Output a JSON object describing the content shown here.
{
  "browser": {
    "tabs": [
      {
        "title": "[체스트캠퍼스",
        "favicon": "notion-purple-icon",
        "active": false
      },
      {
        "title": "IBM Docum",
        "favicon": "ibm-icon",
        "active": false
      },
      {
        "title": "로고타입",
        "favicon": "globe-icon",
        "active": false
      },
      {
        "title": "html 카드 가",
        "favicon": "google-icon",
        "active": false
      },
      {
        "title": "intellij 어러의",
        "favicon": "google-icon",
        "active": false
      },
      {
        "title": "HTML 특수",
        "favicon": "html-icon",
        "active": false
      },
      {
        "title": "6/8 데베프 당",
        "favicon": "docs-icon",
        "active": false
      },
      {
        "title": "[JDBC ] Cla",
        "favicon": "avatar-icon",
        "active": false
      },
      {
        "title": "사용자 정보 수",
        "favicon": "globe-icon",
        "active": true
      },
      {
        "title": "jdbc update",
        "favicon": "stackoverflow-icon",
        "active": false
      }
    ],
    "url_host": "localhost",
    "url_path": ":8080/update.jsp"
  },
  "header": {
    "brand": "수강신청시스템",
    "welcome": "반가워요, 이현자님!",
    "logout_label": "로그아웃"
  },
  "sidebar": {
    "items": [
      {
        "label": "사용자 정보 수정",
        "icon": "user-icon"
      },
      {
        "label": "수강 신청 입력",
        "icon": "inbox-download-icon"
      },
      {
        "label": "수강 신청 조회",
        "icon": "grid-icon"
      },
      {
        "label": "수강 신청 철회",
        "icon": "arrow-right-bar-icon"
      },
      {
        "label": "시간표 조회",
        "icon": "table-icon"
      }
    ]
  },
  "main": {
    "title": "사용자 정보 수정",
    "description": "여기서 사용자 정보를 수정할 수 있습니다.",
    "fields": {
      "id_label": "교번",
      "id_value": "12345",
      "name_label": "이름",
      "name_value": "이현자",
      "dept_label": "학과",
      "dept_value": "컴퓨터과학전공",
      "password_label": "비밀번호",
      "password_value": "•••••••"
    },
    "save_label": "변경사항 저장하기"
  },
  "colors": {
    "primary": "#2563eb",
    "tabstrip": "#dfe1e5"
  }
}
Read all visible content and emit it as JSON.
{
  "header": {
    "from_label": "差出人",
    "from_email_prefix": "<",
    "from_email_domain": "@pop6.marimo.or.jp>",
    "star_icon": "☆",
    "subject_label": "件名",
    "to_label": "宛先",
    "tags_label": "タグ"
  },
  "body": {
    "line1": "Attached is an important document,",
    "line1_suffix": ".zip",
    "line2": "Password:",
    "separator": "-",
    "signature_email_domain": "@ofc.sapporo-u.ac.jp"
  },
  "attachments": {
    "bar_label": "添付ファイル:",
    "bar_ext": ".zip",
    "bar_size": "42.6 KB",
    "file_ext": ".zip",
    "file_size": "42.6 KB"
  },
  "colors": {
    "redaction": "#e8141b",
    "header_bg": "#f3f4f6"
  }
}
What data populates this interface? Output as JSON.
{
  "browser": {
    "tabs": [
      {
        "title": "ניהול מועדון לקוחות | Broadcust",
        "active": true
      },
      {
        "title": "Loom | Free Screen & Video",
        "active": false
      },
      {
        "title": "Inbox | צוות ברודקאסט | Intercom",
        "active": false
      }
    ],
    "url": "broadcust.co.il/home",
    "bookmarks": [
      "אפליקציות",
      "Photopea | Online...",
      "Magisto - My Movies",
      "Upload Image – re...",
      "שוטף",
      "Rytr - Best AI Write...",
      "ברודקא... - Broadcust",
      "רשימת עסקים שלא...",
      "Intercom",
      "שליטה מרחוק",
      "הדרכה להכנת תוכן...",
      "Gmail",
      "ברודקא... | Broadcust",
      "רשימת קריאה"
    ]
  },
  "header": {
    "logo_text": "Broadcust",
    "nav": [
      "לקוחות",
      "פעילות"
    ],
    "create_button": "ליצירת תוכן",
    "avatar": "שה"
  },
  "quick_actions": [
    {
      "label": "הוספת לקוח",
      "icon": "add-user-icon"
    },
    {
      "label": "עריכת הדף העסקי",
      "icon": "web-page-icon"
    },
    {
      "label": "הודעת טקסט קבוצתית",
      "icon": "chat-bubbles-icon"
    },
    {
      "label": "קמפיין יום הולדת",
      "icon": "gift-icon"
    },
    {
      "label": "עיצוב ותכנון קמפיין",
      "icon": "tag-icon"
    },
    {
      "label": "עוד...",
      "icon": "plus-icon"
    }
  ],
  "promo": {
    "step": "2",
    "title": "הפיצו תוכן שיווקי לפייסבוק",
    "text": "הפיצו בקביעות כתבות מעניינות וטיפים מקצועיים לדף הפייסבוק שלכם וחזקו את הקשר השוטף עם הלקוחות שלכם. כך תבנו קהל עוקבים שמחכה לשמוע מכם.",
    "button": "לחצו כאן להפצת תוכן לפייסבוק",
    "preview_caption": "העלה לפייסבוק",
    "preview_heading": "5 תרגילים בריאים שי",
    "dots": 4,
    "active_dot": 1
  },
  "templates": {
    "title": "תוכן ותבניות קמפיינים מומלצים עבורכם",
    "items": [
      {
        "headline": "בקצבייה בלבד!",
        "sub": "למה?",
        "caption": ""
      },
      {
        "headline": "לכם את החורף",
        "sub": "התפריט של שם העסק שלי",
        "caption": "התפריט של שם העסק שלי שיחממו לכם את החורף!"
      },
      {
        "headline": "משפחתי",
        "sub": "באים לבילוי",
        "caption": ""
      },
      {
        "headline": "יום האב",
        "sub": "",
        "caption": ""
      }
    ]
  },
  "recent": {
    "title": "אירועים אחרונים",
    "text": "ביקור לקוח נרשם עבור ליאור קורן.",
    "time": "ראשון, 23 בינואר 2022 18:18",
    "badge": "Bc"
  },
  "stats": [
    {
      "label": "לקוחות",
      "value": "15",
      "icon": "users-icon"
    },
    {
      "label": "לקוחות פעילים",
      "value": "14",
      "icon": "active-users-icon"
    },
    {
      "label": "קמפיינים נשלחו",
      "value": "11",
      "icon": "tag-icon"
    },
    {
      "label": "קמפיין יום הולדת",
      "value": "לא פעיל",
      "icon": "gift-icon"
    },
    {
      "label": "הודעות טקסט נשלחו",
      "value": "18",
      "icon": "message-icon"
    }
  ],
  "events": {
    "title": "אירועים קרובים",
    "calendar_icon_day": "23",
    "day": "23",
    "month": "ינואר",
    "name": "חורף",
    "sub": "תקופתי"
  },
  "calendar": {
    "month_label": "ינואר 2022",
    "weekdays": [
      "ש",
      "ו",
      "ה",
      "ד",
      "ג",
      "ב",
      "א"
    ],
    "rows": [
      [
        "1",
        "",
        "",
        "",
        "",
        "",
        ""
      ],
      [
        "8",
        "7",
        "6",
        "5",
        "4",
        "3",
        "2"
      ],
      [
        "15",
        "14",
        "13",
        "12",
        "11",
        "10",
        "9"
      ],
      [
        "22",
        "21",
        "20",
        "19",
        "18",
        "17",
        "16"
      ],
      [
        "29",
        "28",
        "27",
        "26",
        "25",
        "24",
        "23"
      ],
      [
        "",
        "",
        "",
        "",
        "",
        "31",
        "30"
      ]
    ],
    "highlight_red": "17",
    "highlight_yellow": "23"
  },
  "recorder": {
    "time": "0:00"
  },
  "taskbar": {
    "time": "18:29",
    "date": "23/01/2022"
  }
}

═══

WRITTEN INSTRUCTION | Write out every entry again exactly, please, with nothing missing.

ANSWER IN FULL |
Output a JSON object describing the content shown here.
{
  "browser": {
    "tabs": [
      {
        "title": "[체스트캠퍼스",
        "favicon": "notion-purple-icon",
        "active": false
      },
      {
        "title": "IBM Docum",
        "favicon": "ibm-icon",
        "active": false
      },
      {
        "title": "로고타입",
        "favicon": "globe-icon",
        "active": false
      },
      {
        "title": "html 카드 가",
        "favicon": "google-icon",
        "active": false
      },
      {
        "title": "intellij 어러의",
        "favicon": "google-icon",
        "active": false
      },
      {
        "title": "HTML 특수",
        "favicon": "html-icon",
        "active": false
      },
      {
        "title": "6/8 데베프 당",
        "favicon": "docs-icon",
        "active": false
      },
      {
        "title": "[JDBC ] Cla",
        "favicon": "avatar-icon",
        "active": false
      },
      {
        "title": "사용자 정보 수",
        "favicon": "globe-icon",
        "active": true
      },
      {
        "title": "jdbc update",
        "favicon": "stackoverflow-icon",
        "active": false
      }
    ],
    "url_host": "localhost",
    "url_path": ":8080/update.jsp"
  },
  "header": {
    "brand": "수강신청시스템",
    "welcome": "반가워요, 이현자님!",
    "logout_label": "로그아웃"
  },
  "sidebar": {
    "items": [
      {
        "label": "사용자 정보 수정",
        "icon": "user-icon"
      },
      {
        "label": "수강 신청 입력",
        "icon": "inbox-download-icon"
      },
      {
        "label": "수강 신청 조회",
        "icon": "grid-icon"
      },
      {
        "label": "수강 신청 철회",
        "icon": "arrow-right-bar-icon"
      },
      {
        "label": "시간표 조회",
        "icon": "table-icon"
      }
    ]
  },
  "main": {
    "title": "사용자 정보 수정",
    "description": "여기서 사용자 정보를 수정할 수 있습니다.",
    "fields": {
      "id_label": "교번",
      "id_value": "12345",
      "name_label": "이름",
      "name_value": "이현자",
      "dept_label": "학과",
      "dept_value": "컴퓨터과학전공",
      "password_label": "비밀번호",
      "password_value": "•••••••"
    },
    "save_label": "변경사항 저장하기"
  },
  "colors": {
    "primary": "#2563eb",
    "tabstrip": "#dfe1e5"
  }
}
Read all visible content and emit it as JSON.
{
  "header": {
    "from_label": "差出人",
    "from_email_prefix": "<",
    "from_email_domain": "@pop6.marimo.or.jp>",
    "star_icon": "☆",
    "subject_label": "件名",
    "to_label": "宛先",
    "tags_label": "タグ"
  },
  "body": {
    "line1": "Attached is an important document,",
    "line1_suffix": ".zip",
    "line2": "Password:",
    "separator": "-",
    "signature_email_domain": "@ofc.sapporo-u.ac.jp"
  },
  "attachments": {
    "bar_label": "添付ファイル:",
    "bar_ext": ".zip",
    "bar_size": "42.6 KB",
    "file_ext": ".zip",
    "file_size": "42.6 KB"
  },
  "colors": {
    "redaction": "#e8141b",
    "header_bg": "#f3f4f6"
  }
}
What data populates this interface? Output as JSON.
{
  "browser": {
    "tabs": [
      {
        "title": "ניהול מועדון לקוחות | Broadcust",
        "active": true
      },
      {
        "title": "Loom | Free Screen & Video",
        "active": false
      },
      {
        "title": "Inbox | צוות ברודקאסט | Intercom",
        "active": false
      }
    ],
    "url": "broadcust.co.il/home",
    "bookmarks": [
      "אפליקציות",
      "Photopea | Online...",
      "Magisto - My Movies",
      "Upload Image – re...",
      "שוטף",
      "Rytr - Best AI Write...",
      "ברודקא... - Broadcust",
      "רשימת עסקים שלא...",
      "Intercom",
      "שליטה מרחוק",
      "הדרכה להכנת תוכן...",
      "Gmail",
      "ברודקא... | Broadcust",
      "רשימת קריאה"
    ]
  },
  "header": {
    "logo_text": "Broadcust",
    "nav": [
      "לקוחות",
      "פעילות"
    ],
    "create_button": "ליצירת תוכן",
    "avatar": "שה"
  },
  "quick_actions": [
    {
      "label": "הוספת לקוח",
      "icon": "add-user-icon"
    },
    {
      "label": "עריכת הדף העסקי",
      "icon": "web-page-icon"
    },
    {
      "label": "הודעת טקסט קבוצתית",
      "icon": "chat-bubbles-icon"
    },
    {
      "label": "קמפיין יום הולדת",
      "icon": "gift-icon"
    },
    {
      "label": "עיצוב ותכנון קמפיין",
      "icon": "tag-icon"
    },
    {
      "label": "עוד...",
      "icon": "plus-icon"
    }
  ],
  "promo": {
    "step": "2",
    "title": "הפיצו תוכן שיווקי לפייסבוק",
    "text": "הפיצו בקביעות כתבות מעניינות וטיפים מקצועיים לדף הפייסבוק שלכם וחזקו את הקשר השוטף עם הלקוחות שלכם. כך תבנו קהל עוקבים שמחכה לשמוע מכם.",
    "button": "לחצו כאן להפצת תוכן לפייסבוק",
    "preview_caption": "העלה לפייסבוק",
    "preview_heading": "5 תרגילים בריאים שי",
    "dots": 4,
    "active_dot": 1
  },
  "templates": {
    "title": "תוכן ותבניות קמפיינים מומלצים עבורכם",
    "items": [
      {
        "headline": "בקצבייה בלבד!",
        "sub": "למה?",
        "caption": ""
      },
      {
        "headline": "לכם את החורף",
        "sub": "התפריט של שם העסק שלי",
        "caption": "התפריט של שם העסק שלי שיחממו לכם את החורף!"
      },
      {
        "headline": "משפחתי",
        "sub": "באים לבילוי",
        "caption": ""
      },
      {
        "headline": "יום האב",
        "sub": "",
        "caption": ""
      }
    ]
  },
  "recent": {
    "title": "אירועים אחרונים",
    "text": "ביקור לקוח נרשם עבור ליאור קורן.",
    "time": "ראשון, 23 בינואר 2022 18:18",
    "badge": "Bc"
  },
  "stats": [
    {
      "label": "לקוחות",
      "value": "15",
      "icon": "users-icon"
    },
    {
      "label": "לקוחות פעילים",
      "value": "14",
      "icon": "active-users-icon"
    },
    {
      "label": "קמפיינים נשלחו",
      "value": "11",
      "icon": "tag-icon"
    },
    {
      "label": "קמפיין יום הולדת",
      "value": "לא פעיל",
      "icon": "gift-icon"
    },
    {
      "label": "הודעות טקסט נשלחו",
      "value": "18",
      "icon": "message-icon"
    }
  ],
  "events": {
    "title": "אירועים קרובים",
    "calendar_icon_day": "23",
    "day": "23",
    "month": "ינואר",
    "name": "חורף",
    "sub": "תקופתי"
  },
  "calendar": {
    "month_label": "ינואר 2022",
    "weekdays": [
      "ש",
      "ו",
      "ה",
      "ד",
      "ג",
      "ב",
      "א"
    ],
    "rows": [
      [
        "1",
        "",
        "",
        "",
        "",
        "",
        ""
      ],
      [
        "8",
        "7",
        "6",
        "5",
        "4",
        "3",
        "2"
      ],
      [
        "15",
        "14",
        "13",
        "12",
        "11",
        "10",
        "9"
      ],
      [
        "22",
        "21",
        "20",
        "19",
        "18",
        "17",
        "16"
      ],
      [
        "29",
        "28",
        "27",
        "26",
        "25",
        "24",
        "23"
      ],
      [
        "",
        "",
        "",
        "",
        "",
        "31",
        "30"
      ]
    ],
    "highlight_red": "17",
    "highlight_yellow": "23"
  },
  "recorder": {
    "time": "0:00"
  },
  "taskbar": {
    "time": "18:29",
    "date": "23/01/2022"
  }
}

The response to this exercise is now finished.